## START Dataset entries

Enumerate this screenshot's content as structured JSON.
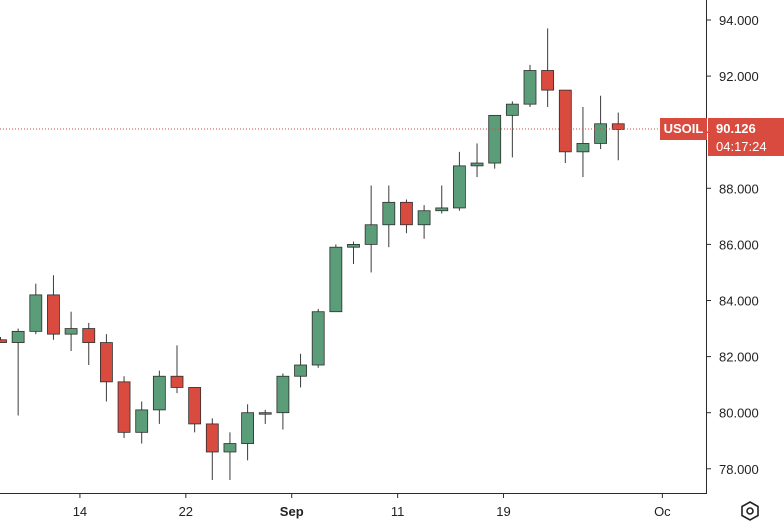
{
  "chart_data": {
    "type": "candlestick",
    "symbol": "USOIL",
    "last_price": "90.126",
    "countdown": "04:17:24",
    "y_ticks": [
      "94.000",
      "92.000",
      "90.000",
      "88.000",
      "86.000",
      "84.000",
      "82.000",
      "80.000",
      "78.000"
    ],
    "y_range": [
      77.3,
      94.7
    ],
    "x_labels": [
      {
        "label": "14",
        "index": 4.5
      },
      {
        "label": "22",
        "index": 10.5
      },
      {
        "label": "Sep",
        "index": 16.5
      },
      {
        "label": "11",
        "index": 22.5
      },
      {
        "label": "19",
        "index": 28.5
      },
      {
        "label": "Oc",
        "index": 37.5
      }
    ],
    "candles": [
      {
        "o": 82.6,
        "h": 82.7,
        "l": 82.5,
        "c": 82.5
      },
      {
        "o": 82.5,
        "h": 83.0,
        "l": 79.9,
        "c": 82.9
      },
      {
        "o": 82.9,
        "h": 84.6,
        "l": 82.8,
        "c": 84.2
      },
      {
        "o": 84.2,
        "h": 84.9,
        "l": 82.6,
        "c": 82.8
      },
      {
        "o": 82.8,
        "h": 83.6,
        "l": 82.2,
        "c": 83.0
      },
      {
        "o": 83.0,
        "h": 83.2,
        "l": 81.7,
        "c": 82.5
      },
      {
        "o": 82.5,
        "h": 82.8,
        "l": 80.4,
        "c": 81.1
      },
      {
        "o": 81.1,
        "h": 81.3,
        "l": 79.1,
        "c": 79.3
      },
      {
        "o": 79.3,
        "h": 80.4,
        "l": 78.9,
        "c": 80.1
      },
      {
        "o": 80.1,
        "h": 81.5,
        "l": 79.6,
        "c": 81.3
      },
      {
        "o": 81.3,
        "h": 82.4,
        "l": 80.7,
        "c": 80.9
      },
      {
        "o": 80.9,
        "h": 80.9,
        "l": 79.3,
        "c": 79.6
      },
      {
        "o": 79.6,
        "h": 79.8,
        "l": 77.6,
        "c": 78.6
      },
      {
        "o": 78.6,
        "h": 79.3,
        "l": 77.6,
        "c": 78.9
      },
      {
        "o": 78.9,
        "h": 80.3,
        "l": 78.3,
        "c": 80.0
      },
      {
        "o": 80.0,
        "h": 80.1,
        "l": 79.6,
        "c": 80.0
      },
      {
        "o": 80.0,
        "h": 81.4,
        "l": 79.4,
        "c": 81.3
      },
      {
        "o": 81.3,
        "h": 82.1,
        "l": 80.9,
        "c": 81.7
      },
      {
        "o": 81.7,
        "h": 83.7,
        "l": 81.6,
        "c": 83.6
      },
      {
        "o": 83.6,
        "h": 86.0,
        "l": 83.6,
        "c": 85.9
      },
      {
        "o": 85.9,
        "h": 86.1,
        "l": 85.3,
        "c": 86.0
      },
      {
        "o": 86.0,
        "h": 88.1,
        "l": 85.0,
        "c": 86.7
      },
      {
        "o": 86.7,
        "h": 88.1,
        "l": 85.9,
        "c": 87.5
      },
      {
        "o": 87.5,
        "h": 87.6,
        "l": 86.4,
        "c": 86.7
      },
      {
        "o": 86.7,
        "h": 87.4,
        "l": 86.2,
        "c": 87.2
      },
      {
        "o": 87.2,
        "h": 88.1,
        "l": 87.1,
        "c": 87.3
      },
      {
        "o": 87.3,
        "h": 89.3,
        "l": 87.2,
        "c": 88.8
      },
      {
        "o": 88.8,
        "h": 89.6,
        "l": 88.4,
        "c": 88.9
      },
      {
        "o": 88.9,
        "h": 90.6,
        "l": 88.7,
        "c": 90.6
      },
      {
        "o": 90.6,
        "h": 91.1,
        "l": 89.1,
        "c": 91.0
      },
      {
        "o": 91.0,
        "h": 92.4,
        "l": 90.9,
        "c": 92.2
      },
      {
        "o": 92.2,
        "h": 93.7,
        "l": 90.9,
        "c": 91.5
      },
      {
        "o": 91.5,
        "h": 91.5,
        "l": 88.9,
        "c": 89.3
      },
      {
        "o": 89.3,
        "h": 90.9,
        "l": 88.4,
        "c": 89.6
      },
      {
        "o": 89.6,
        "h": 91.3,
        "l": 89.4,
        "c": 90.3
      },
      {
        "o": 90.3,
        "h": 90.7,
        "l": 89.0,
        "c": 90.1
      }
    ],
    "colors": {
      "up": "#5b9c79",
      "down": "#d94b3f",
      "wick": "#3b3b3b",
      "last_line": "#d94b3f"
    }
  }
}
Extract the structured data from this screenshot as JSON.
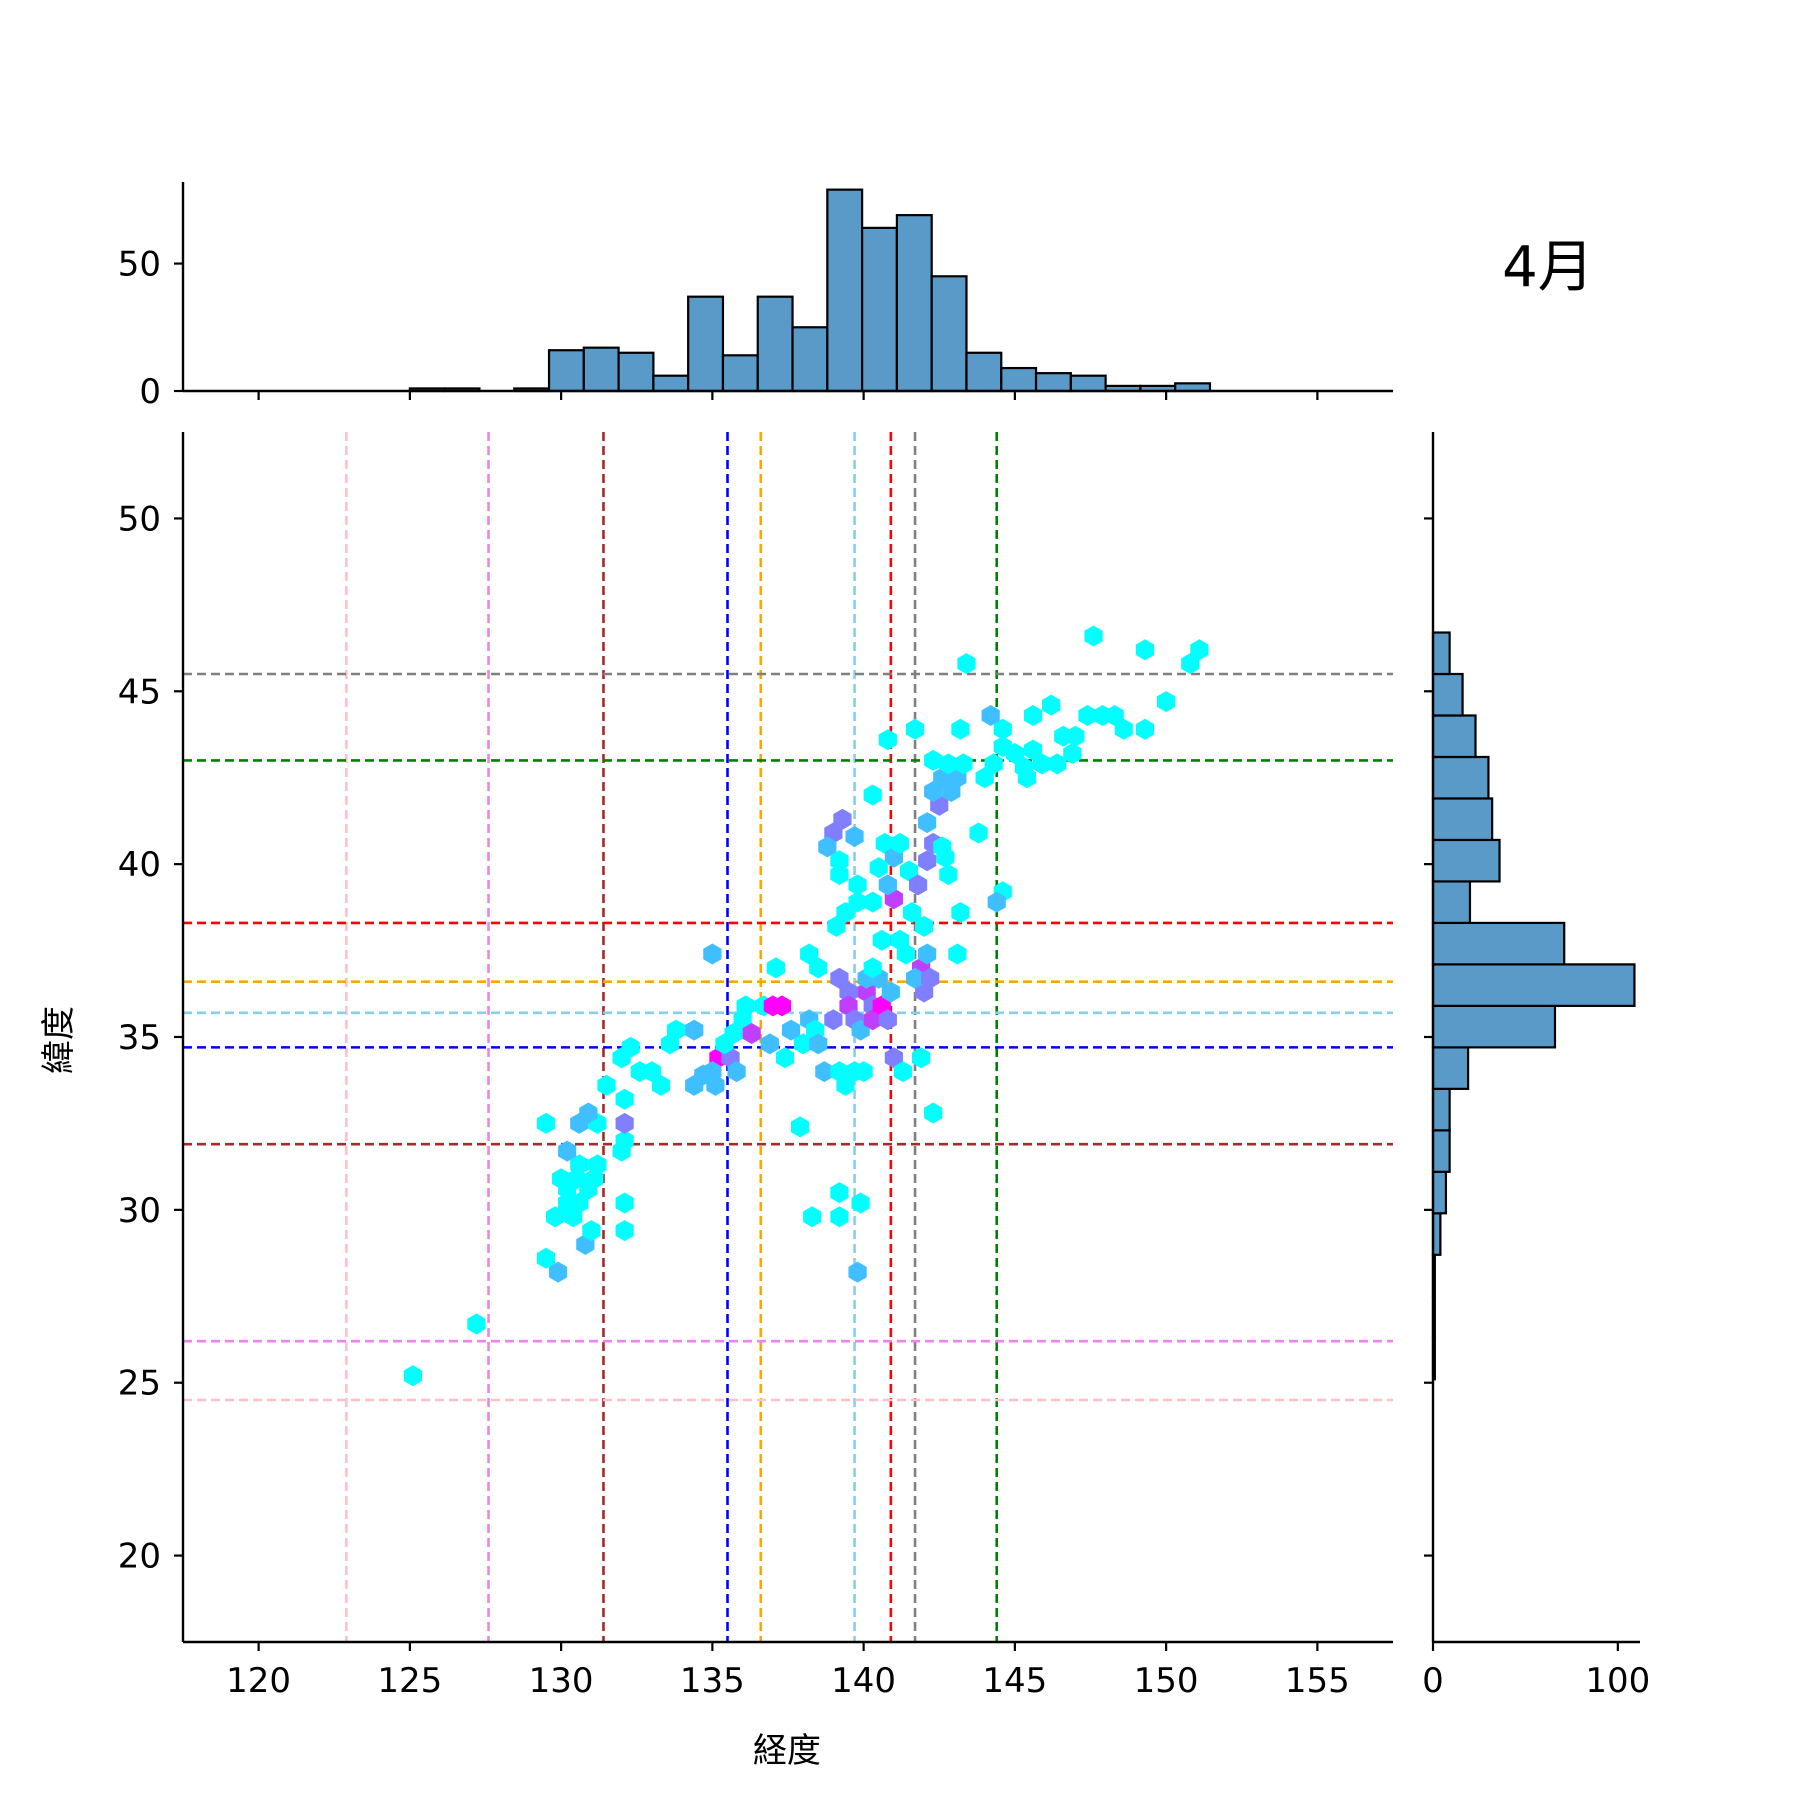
{
  "chart_data": {
    "type": "hexbin-jointplot",
    "annotation": "4月",
    "xlabel": "経度",
    "ylabel": "緯度",
    "xlim": [
      117.5,
      157.5
    ],
    "ylim": [
      17.5,
      52.5
    ],
    "xticks": [
      120,
      125,
      130,
      135,
      140,
      145,
      150,
      155
    ],
    "yticks": [
      20,
      25,
      30,
      35,
      40,
      45,
      50
    ],
    "bar_color": "#5a9ac9",
    "top_histogram": {
      "ylim": [
        0,
        82
      ],
      "yticks": [
        0,
        50
      ],
      "bin_edges": [
        125.0,
        126.15,
        127.3,
        128.45,
        129.6,
        130.75,
        131.9,
        133.05,
        134.2,
        135.35,
        136.5,
        137.65,
        138.8,
        139.95,
        141.1,
        142.25,
        143.4,
        144.55,
        145.7,
        146.85,
        148.0,
        149.15,
        150.3,
        151.45
      ],
      "counts": [
        1,
        1,
        0,
        1,
        16,
        17,
        15,
        6,
        37,
        14,
        37,
        25,
        79,
        64,
        69,
        45,
        15,
        9,
        7,
        6,
        2,
        2,
        3
      ]
    },
    "right_histogram": {
      "xlim": [
        0,
        112
      ],
      "xticks": [
        0,
        100
      ],
      "bin_edges": [
        25.1,
        26.3,
        27.5,
        28.7,
        29.9,
        31.1,
        32.3,
        33.5,
        34.7,
        35.9,
        37.1,
        38.3,
        39.5,
        40.7,
        41.9,
        43.1,
        44.3,
        45.5,
        46.7
      ],
      "counts": [
        1,
        1,
        1,
        4,
        7,
        9,
        9,
        19,
        66,
        109,
        71,
        20,
        36,
        32,
        30,
        23,
        16,
        9,
        4
      ]
    },
    "hline_colors": [
      "gray",
      "green",
      "red",
      "orange",
      "skyblue",
      "blue",
      "brown",
      "violet",
      "pink"
    ],
    "hlines": [
      45.5,
      43.0,
      38.3,
      36.6,
      35.7,
      34.7,
      31.9,
      26.2,
      24.5
    ],
    "vline_colors": [
      "pink",
      "violet",
      "brown",
      "blue",
      "orange",
      "skyblue",
      "red",
      "gray",
      "green"
    ],
    "vlines": [
      122.9,
      127.6,
      131.4,
      135.5,
      136.6,
      139.7,
      140.9,
      141.7,
      144.4
    ],
    "hexbins": [
      [
        125.1,
        25.2,
        1
      ],
      [
        127.2,
        26.7,
        1
      ],
      [
        129.9,
        28.2,
        2
      ],
      [
        129.5,
        28.6,
        1
      ],
      [
        130.8,
        29.0,
        2
      ],
      [
        129.8,
        29.8,
        1
      ],
      [
        130.4,
        29.8,
        1
      ],
      [
        131.0,
        29.4,
        1
      ],
      [
        130.2,
        30.2,
        1
      ],
      [
        130.6,
        30.2,
        1
      ],
      [
        130.9,
        30.6,
        1
      ],
      [
        130.2,
        30.6,
        1
      ],
      [
        130.0,
        30.9,
        1
      ],
      [
        130.5,
        30.9,
        1
      ],
      [
        131.1,
        30.9,
        1
      ],
      [
        130.6,
        31.3,
        1
      ],
      [
        131.2,
        31.3,
        1
      ],
      [
        130.2,
        31.7,
        2
      ],
      [
        132.0,
        31.7,
        1
      ],
      [
        132.1,
        32.0,
        1
      ],
      [
        129.5,
        32.5,
        1
      ],
      [
        130.6,
        32.5,
        2
      ],
      [
        131.2,
        32.5,
        1
      ],
      [
        132.1,
        32.5,
        3
      ],
      [
        130.9,
        32.8,
        2
      ],
      [
        131.5,
        33.6,
        1
      ],
      [
        132.1,
        33.2,
        1
      ],
      [
        132.1,
        30.2,
        1
      ],
      [
        132.1,
        29.4,
        1
      ],
      [
        132.0,
        34.4,
        1
      ],
      [
        132.3,
        34.7,
        1
      ],
      [
        132.6,
        34.0,
        1
      ],
      [
        133.0,
        34.0,
        1
      ],
      [
        133.3,
        33.6,
        1
      ],
      [
        133.6,
        34.8,
        1
      ],
      [
        133.8,
        35.2,
        1
      ],
      [
        134.4,
        35.2,
        2
      ],
      [
        134.4,
        33.6,
        2
      ],
      [
        134.7,
        33.9,
        2
      ],
      [
        135.1,
        33.6,
        2
      ],
      [
        135.2,
        34.4,
        5
      ],
      [
        135.0,
        34.0,
        2
      ],
      [
        135.6,
        34.4,
        3
      ],
      [
        135.8,
        34.0,
        2
      ],
      [
        135.4,
        34.8,
        1
      ],
      [
        135.0,
        37.4,
        2
      ],
      [
        135.7,
        35.1,
        1
      ],
      [
        136.0,
        35.5,
        1
      ],
      [
        136.3,
        35.1,
        4
      ],
      [
        136.1,
        35.9,
        1
      ],
      [
        136.7,
        35.9,
        1
      ],
      [
        137.0,
        35.9,
        5
      ],
      [
        137.3,
        35.9,
        5
      ],
      [
        137.1,
        37.0,
        1
      ],
      [
        136.9,
        34.8,
        2
      ],
      [
        137.4,
        34.4,
        1
      ],
      [
        137.6,
        35.2,
        2
      ],
      [
        138.2,
        35.5,
        2
      ],
      [
        138.4,
        35.2,
        1
      ],
      [
        138.0,
        34.8,
        1
      ],
      [
        138.5,
        34.8,
        2
      ],
      [
        138.7,
        34.0,
        2
      ],
      [
        139.2,
        34.0,
        1
      ],
      [
        139.4,
        33.6,
        1
      ],
      [
        139.0,
        35.5,
        3
      ],
      [
        139.2,
        36.7,
        3
      ],
      [
        139.5,
        36.3,
        3
      ],
      [
        139.5,
        35.9,
        4
      ],
      [
        139.7,
        35.5,
        3
      ],
      [
        139.9,
        35.2,
        2
      ],
      [
        138.2,
        37.4,
        1
      ],
      [
        138.5,
        37.0,
        1
      ],
      [
        139.1,
        38.2,
        1
      ],
      [
        139.4,
        38.6,
        1
      ],
      [
        139.8,
        38.9,
        1
      ],
      [
        140.1,
        36.3,
        4
      ],
      [
        140.3,
        35.9,
        3
      ],
      [
        140.3,
        35.5,
        4
      ],
      [
        140.6,
        35.9,
        5
      ],
      [
        140.8,
        35.5,
        3
      ],
      [
        140.9,
        36.3,
        2
      ],
      [
        141.0,
        34.4,
        3
      ],
      [
        140.5,
        36.7,
        2
      ],
      [
        140.1,
        36.7,
        2
      ],
      [
        140.3,
        37.0,
        1
      ],
      [
        140.6,
        37.8,
        1
      ],
      [
        141.2,
        37.8,
        1
      ],
      [
        141.0,
        39.0,
        4
      ],
      [
        140.8,
        39.4,
        2
      ],
      [
        140.7,
        40.6,
        1
      ],
      [
        141.0,
        40.2,
        2
      ],
      [
        141.2,
        40.6,
        1
      ],
      [
        141.5,
        39.8,
        1
      ],
      [
        141.4,
        37.4,
        1
      ],
      [
        141.9,
        37.0,
        4
      ],
      [
        142.0,
        36.3,
        3
      ],
      [
        141.7,
        36.7,
        2
      ],
      [
        142.2,
        36.7,
        3
      ],
      [
        142.1,
        37.4,
        2
      ],
      [
        141.6,
        38.6,
        1
      ],
      [
        140.3,
        38.9,
        1
      ],
      [
        142.0,
        38.2,
        1
      ],
      [
        141.8,
        39.4,
        3
      ],
      [
        142.1,
        40.1,
        3
      ],
      [
        142.3,
        40.6,
        3
      ],
      [
        142.1,
        41.2,
        2
      ],
      [
        142.5,
        41.7,
        3
      ],
      [
        142.3,
        42.1,
        2
      ],
      [
        142.6,
        42.5,
        2
      ],
      [
        142.9,
        42.1,
        2
      ],
      [
        143.1,
        42.5,
        2
      ],
      [
        143.3,
        42.9,
        1
      ],
      [
        142.8,
        42.9,
        1
      ],
      [
        142.6,
        40.5,
        1
      ],
      [
        142.8,
        39.7,
        1
      ],
      [
        143.2,
        38.6,
        1
      ],
      [
        143.1,
        37.4,
        1
      ],
      [
        144.0,
        42.5,
        1
      ],
      [
        144.3,
        42.9,
        1
      ],
      [
        144.6,
        43.4,
        1
      ],
      [
        145.0,
        43.2,
        1
      ],
      [
        145.3,
        42.8,
        1
      ],
      [
        145.6,
        43.3,
        1
      ],
      [
        145.9,
        42.9,
        1
      ],
      [
        145.4,
        42.5,
        1
      ],
      [
        146.4,
        42.9,
        1
      ],
      [
        146.9,
        43.2,
        1
      ],
      [
        147.0,
        43.7,
        1
      ],
      [
        146.6,
        43.7,
        1
      ],
      [
        147.4,
        44.3,
        1
      ],
      [
        147.9,
        44.3,
        1
      ],
      [
        148.3,
        44.3,
        1
      ],
      [
        148.6,
        43.9,
        1
      ],
      [
        146.2,
        44.6,
        1
      ],
      [
        145.6,
        44.3,
        1
      ],
      [
        144.6,
        43.9,
        1
      ],
      [
        144.2,
        44.3,
        2
      ],
      [
        143.2,
        43.9,
        1
      ],
      [
        141.7,
        43.9,
        1
      ],
      [
        140.8,
        43.6,
        1
      ],
      [
        140.3,
        42.0,
        1
      ],
      [
        143.4,
        45.8,
        1
      ],
      [
        147.6,
        46.6,
        1
      ],
      [
        149.3,
        46.2,
        1
      ],
      [
        151.1,
        46.2,
        1
      ],
      [
        150.8,
        45.8,
        1
      ],
      [
        150.0,
        44.7,
        1
      ],
      [
        149.3,
        43.9,
        1
      ],
      [
        144.6,
        39.2,
        1
      ],
      [
        144.4,
        38.9,
        2
      ],
      [
        143.8,
        40.9,
        1
      ],
      [
        139.3,
        41.3,
        3
      ],
      [
        139.0,
        40.9,
        3
      ],
      [
        138.8,
        40.5,
        2
      ],
      [
        139.2,
        40.1,
        1
      ],
      [
        139.7,
        40.8,
        2
      ],
      [
        139.2,
        39.7,
        1
      ],
      [
        139.8,
        39.4,
        1
      ],
      [
        140.5,
        39.9,
        1
      ],
      [
        138.3,
        29.8,
        1
      ],
      [
        139.2,
        29.8,
        1
      ],
      [
        139.9,
        30.2,
        1
      ],
      [
        139.2,
        30.5,
        1
      ],
      [
        139.8,
        28.2,
        2
      ],
      [
        142.3,
        32.8,
        1
      ],
      [
        142.3,
        43.0,
        1
      ],
      [
        142.7,
        40.2,
        1
      ],
      [
        141.3,
        34.0,
        1
      ],
      [
        141.9,
        34.4,
        1
      ],
      [
        137.9,
        32.4,
        1
      ],
      [
        140.0,
        34.0,
        1
      ],
      [
        139.7,
        34.0,
        1
      ]
    ]
  }
}
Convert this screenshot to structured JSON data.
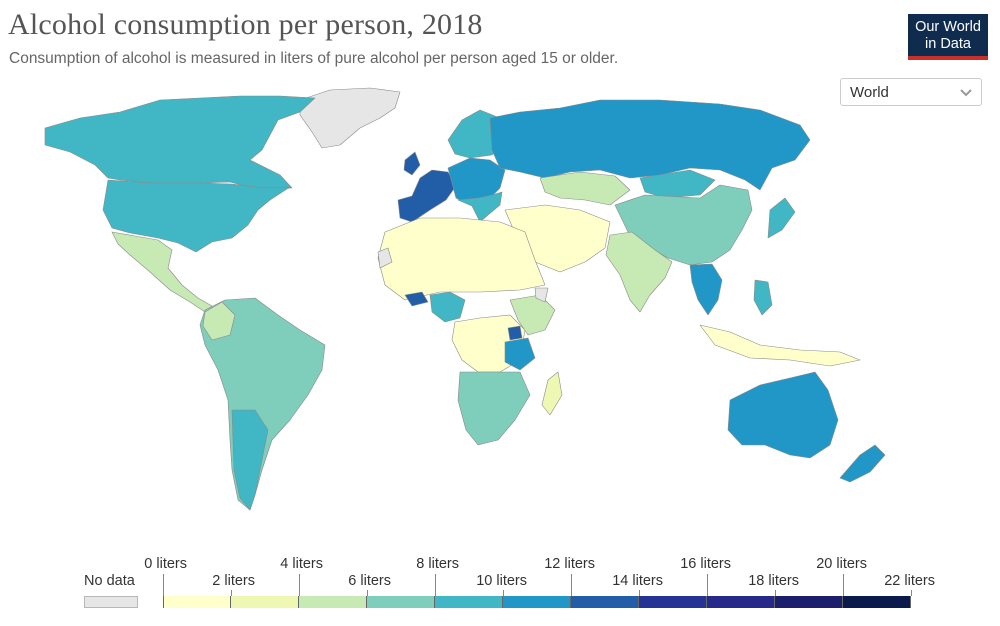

## END Dataset entries

* [Directions for this task]
Every line holding "type" should be copied out.

* [Written solution]
    "type": "candlestick",
    "type": "hexbin-jointplot",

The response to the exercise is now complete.